**Extracted information**
☆ ☆ ☆ ☆
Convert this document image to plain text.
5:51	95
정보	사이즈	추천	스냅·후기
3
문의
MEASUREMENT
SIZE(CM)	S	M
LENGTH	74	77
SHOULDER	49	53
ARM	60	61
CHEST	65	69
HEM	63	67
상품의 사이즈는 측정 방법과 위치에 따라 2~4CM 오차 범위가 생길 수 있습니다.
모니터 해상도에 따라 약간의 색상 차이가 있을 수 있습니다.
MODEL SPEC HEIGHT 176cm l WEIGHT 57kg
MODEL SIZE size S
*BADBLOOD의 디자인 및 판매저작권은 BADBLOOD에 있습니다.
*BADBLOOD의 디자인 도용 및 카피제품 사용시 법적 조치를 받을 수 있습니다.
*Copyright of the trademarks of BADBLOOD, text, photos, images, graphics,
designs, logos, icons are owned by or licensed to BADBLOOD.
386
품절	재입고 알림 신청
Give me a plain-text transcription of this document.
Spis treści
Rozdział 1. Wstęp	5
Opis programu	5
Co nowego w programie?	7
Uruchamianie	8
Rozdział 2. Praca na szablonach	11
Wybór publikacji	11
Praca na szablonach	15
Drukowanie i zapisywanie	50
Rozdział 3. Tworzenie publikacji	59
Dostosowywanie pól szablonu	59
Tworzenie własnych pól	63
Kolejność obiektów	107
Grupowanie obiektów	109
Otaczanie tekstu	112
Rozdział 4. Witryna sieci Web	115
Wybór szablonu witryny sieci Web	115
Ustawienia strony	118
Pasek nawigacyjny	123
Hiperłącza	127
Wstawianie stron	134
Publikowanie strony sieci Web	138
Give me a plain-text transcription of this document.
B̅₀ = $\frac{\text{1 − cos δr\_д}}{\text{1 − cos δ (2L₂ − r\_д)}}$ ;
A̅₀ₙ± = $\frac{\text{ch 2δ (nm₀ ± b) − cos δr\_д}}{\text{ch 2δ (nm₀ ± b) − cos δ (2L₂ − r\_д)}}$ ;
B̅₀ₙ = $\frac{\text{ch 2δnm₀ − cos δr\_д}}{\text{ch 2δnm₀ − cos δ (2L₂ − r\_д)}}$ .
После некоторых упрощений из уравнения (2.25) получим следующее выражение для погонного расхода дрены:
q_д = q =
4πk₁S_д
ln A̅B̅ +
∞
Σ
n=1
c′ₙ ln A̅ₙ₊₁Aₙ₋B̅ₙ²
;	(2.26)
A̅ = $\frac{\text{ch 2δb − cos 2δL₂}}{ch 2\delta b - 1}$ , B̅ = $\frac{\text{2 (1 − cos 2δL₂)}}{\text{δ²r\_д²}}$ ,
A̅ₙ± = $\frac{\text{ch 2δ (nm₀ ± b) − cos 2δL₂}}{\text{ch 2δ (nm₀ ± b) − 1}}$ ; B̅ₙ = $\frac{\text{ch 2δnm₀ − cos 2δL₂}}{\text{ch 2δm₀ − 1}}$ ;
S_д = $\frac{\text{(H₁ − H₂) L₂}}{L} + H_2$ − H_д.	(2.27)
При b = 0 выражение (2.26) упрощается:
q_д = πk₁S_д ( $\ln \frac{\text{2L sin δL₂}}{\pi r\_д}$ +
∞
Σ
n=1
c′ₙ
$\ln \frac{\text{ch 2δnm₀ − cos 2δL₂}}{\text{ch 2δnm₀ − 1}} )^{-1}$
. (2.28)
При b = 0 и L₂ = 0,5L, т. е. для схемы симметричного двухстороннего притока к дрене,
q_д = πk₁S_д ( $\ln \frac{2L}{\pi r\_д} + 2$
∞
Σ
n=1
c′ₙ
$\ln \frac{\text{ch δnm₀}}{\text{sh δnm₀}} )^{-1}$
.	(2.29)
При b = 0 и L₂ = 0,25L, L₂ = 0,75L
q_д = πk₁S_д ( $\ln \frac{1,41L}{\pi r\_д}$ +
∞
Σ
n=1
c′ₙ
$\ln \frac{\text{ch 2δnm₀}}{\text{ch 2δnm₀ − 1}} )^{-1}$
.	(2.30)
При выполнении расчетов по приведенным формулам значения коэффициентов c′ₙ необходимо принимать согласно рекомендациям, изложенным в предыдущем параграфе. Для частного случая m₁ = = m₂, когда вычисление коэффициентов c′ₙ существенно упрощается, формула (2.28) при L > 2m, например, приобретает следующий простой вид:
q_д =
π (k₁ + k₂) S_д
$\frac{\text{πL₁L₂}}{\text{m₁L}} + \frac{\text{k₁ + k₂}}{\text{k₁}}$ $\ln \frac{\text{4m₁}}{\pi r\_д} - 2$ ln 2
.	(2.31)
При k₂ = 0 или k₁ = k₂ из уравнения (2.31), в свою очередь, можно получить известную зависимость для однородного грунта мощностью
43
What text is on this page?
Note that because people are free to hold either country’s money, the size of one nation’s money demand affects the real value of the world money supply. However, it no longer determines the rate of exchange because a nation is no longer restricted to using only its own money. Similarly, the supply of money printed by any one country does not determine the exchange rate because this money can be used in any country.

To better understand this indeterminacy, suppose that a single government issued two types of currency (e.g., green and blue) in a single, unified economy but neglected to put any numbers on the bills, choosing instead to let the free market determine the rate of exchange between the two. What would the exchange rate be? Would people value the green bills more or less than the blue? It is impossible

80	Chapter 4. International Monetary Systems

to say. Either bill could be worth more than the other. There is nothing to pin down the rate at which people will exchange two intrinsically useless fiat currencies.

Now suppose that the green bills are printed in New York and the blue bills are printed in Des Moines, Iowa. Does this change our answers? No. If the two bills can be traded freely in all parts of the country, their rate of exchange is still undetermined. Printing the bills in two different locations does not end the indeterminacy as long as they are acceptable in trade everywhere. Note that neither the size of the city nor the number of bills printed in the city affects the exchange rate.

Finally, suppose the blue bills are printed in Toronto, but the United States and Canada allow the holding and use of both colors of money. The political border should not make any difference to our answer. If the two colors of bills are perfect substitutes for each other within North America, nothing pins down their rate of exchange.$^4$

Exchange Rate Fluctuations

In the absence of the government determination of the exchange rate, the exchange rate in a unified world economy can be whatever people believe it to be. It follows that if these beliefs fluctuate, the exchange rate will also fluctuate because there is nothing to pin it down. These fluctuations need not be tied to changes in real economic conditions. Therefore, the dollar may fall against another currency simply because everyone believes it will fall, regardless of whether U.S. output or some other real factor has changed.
☆ ☆ ☆ ☆
**Requirement**
Extract the data exactly as given.

**Solution to this task**
Convert this document image to plain text.
5:51	95
정보	사이즈	추천	스냅·후기
3
문의
MEASUREMENT
SIZE(CM)	S	M
LENGTH	74	77
SHOULDER	49	53
ARM	60	61
CHEST	65	69
HEM	63	67
상품의 사이즈는 측정 방법과 위치에 따라 2~4CM 오차 범위가 생길 수 있습니다.
모니터 해상도에 따라 약간의 색상 차이가 있을 수 있습니다.
MODEL SPEC HEIGHT 176cm l WEIGHT 57kg
MODEL SIZE size S
*BADBLOOD의 디자인 및 판매저작권은 BADBLOOD에 있습니다.
*BADBLOOD의 디자인 도용 및 카피제품 사용시 법적 조치를 받을 수 있습니다.
*Copyright of the trademarks of BADBLOOD, text, photos, images, graphics,
designs, logos, icons are owned by or licensed to BADBLOOD.
386
품절	재입고 알림 신청
Give me a plain-text transcription of this document.
Spis treści
Rozdział 1. Wstęp	5
Opis programu	5
Co nowego w programie?	7
Uruchamianie	8
Rozdział 2. Praca na szablonach	11
Wybór publikacji	11
Praca na szablonach	15
Drukowanie i zapisywanie	50
Rozdział 3. Tworzenie publikacji	59
Dostosowywanie pól szablonu	59
Tworzenie własnych pól	63
Kolejność obiektów	107
Grupowanie obiektów	109
Otaczanie tekstu	112
Rozdział 4. Witryna sieci Web	115
Wybór szablonu witryny sieci Web	115
Ustawienia strony	118
Pasek nawigacyjny	123
Hiperłącza	127
Wstawianie stron	134
Publikowanie strony sieci Web	138
Give me a plain-text transcription of this document.
B̅₀ = $\frac{\text{1 − cos δr\_д}}{\text{1 − cos δ (2L₂ − r\_д)}}$ ;
A̅₀ₙ± = $\frac{\text{ch 2δ (nm₀ ± b) − cos δr\_д}}{\text{ch 2δ (nm₀ ± b) − cos δ (2L₂ − r\_д)}}$ ;
B̅₀ₙ = $\frac{\text{ch 2δnm₀ − cos δr\_д}}{\text{ch 2δnm₀ − cos δ (2L₂ − r\_д)}}$ .
После некоторых упрощений из уравнения (2.25) получим следующее выражение для погонного расхода дрены:
q_д = q =
4πk₁S_д
ln A̅B̅ +
∞
Σ
n=1
c′ₙ ln A̅ₙ₊₁Aₙ₋B̅ₙ²
;	(2.26)
A̅ = $\frac{\text{ch 2δb − cos 2δL₂}}{ch 2\delta b - 1}$ , B̅ = $\frac{\text{2 (1 − cos 2δL₂)}}{\text{δ²r\_д²}}$ ,
A̅ₙ± = $\frac{\text{ch 2δ (nm₀ ± b) − cos 2δL₂}}{\text{ch 2δ (nm₀ ± b) − 1}}$ ; B̅ₙ = $\frac{\text{ch 2δnm₀ − cos 2δL₂}}{\text{ch 2δm₀ − 1}}$ ;
S_д = $\frac{\text{(H₁ − H₂) L₂}}{L} + H_2$ − H_д.	(2.27)
При b = 0 выражение (2.26) упрощается:
q_д = πk₁S_д ( $\ln \frac{\text{2L sin δL₂}}{\pi r\_д}$ +
∞
Σ
n=1
c′ₙ
$\ln \frac{\text{ch 2δnm₀ − cos 2δL₂}}{\text{ch 2δnm₀ − 1}} )^{-1}$
. (2.28)
При b = 0 и L₂ = 0,5L, т. е. для схемы симметричного двухстороннего притока к дрене,
q_д = πk₁S_д ( $\ln \frac{2L}{\pi r\_д} + 2$
∞
Σ
n=1
c′ₙ
$\ln \frac{\text{ch δnm₀}}{\text{sh δnm₀}} )^{-1}$
.	(2.29)
При b = 0 и L₂ = 0,25L, L₂ = 0,75L
q_д = πk₁S_д ( $\ln \frac{1,41L}{\pi r\_д}$ +
∞
Σ
n=1
c′ₙ
$\ln \frac{\text{ch 2δnm₀}}{\text{ch 2δnm₀ − 1}} )^{-1}$
.	(2.30)
При выполнении расчетов по приведенным формулам значения коэффициентов c′ₙ необходимо принимать согласно рекомендациям, изложенным в предыдущем параграфе. Для частного случая m₁ = = m₂, когда вычисление коэффициентов c′ₙ существенно упрощается, формула (2.28) при L > 2m, например, приобретает следующий простой вид:
q_д =
π (k₁ + k₂) S_д
$\frac{\text{πL₁L₂}}{\text{m₁L}} + \frac{\text{k₁ + k₂}}{\text{k₁}}$ $\ln \frac{\text{4m₁}}{\pi r\_д} - 2$ ln 2
.	(2.31)
При k₂ = 0 или k₁ = k₂ из уравнения (2.31), в свою очередь, можно получить известную зависимость для однородного грунта мощностью
43
What text is on this page?
Note that because people are free to hold either country’s money, the size of one nation’s money demand affects the real value of the world money supply. However, it no longer determines the rate of exchange because a nation is no longer restricted to using only its own money. Similarly, the supply of money printed by any one country does not determine the exchange rate because this money can be used in any country.

To better understand this indeterminacy, suppose that a single government issued two types of currency (e.g., green and blue) in a single, unified economy but neglected to put any numbers on the bills, choosing instead to let the free market determine the rate of exchange between the two. What would the exchange rate be? Would people value the green bills more or less than the blue? It is impossible

80	Chapter 4. International Monetary Systems

to say. Either bill could be worth more than the other. There is nothing to pin down the rate at which people will exchange two intrinsically useless fiat currencies.

Now suppose that the green bills are printed in New York and the blue bills are printed in Des Moines, Iowa. Does this change our answers? No. If the two bills can be traded freely in all parts of the country, their rate of exchange is still undetermined. Printing the bills in two different locations does not end the indeterminacy as long as they are acceptable in trade everywhere. Note that neither the size of the city nor the number of bills printed in the city affects the exchange rate.

Finally, suppose the blue bills are printed in Toronto, but the United States and Canada allow the holding and use of both colors of money. The political border should not make any difference to our answer. If the two colors of bills are perfect substitutes for each other within North America, nothing pins down their rate of exchange.$^4$

Exchange Rate Fluctuations

In the absence of the government determination of the exchange rate, the exchange rate in a unified world economy can be whatever people believe it to be. It follows that if these beliefs fluctuate, the exchange rate will also fluctuate because there is nothing to pin it down. These fluctuations need not be tied to changes in real economic conditions. Therefore, the dollar may fall against another currency simply because everyone believes it will fall, regardless of whether U.S. output or some other real factor has changed.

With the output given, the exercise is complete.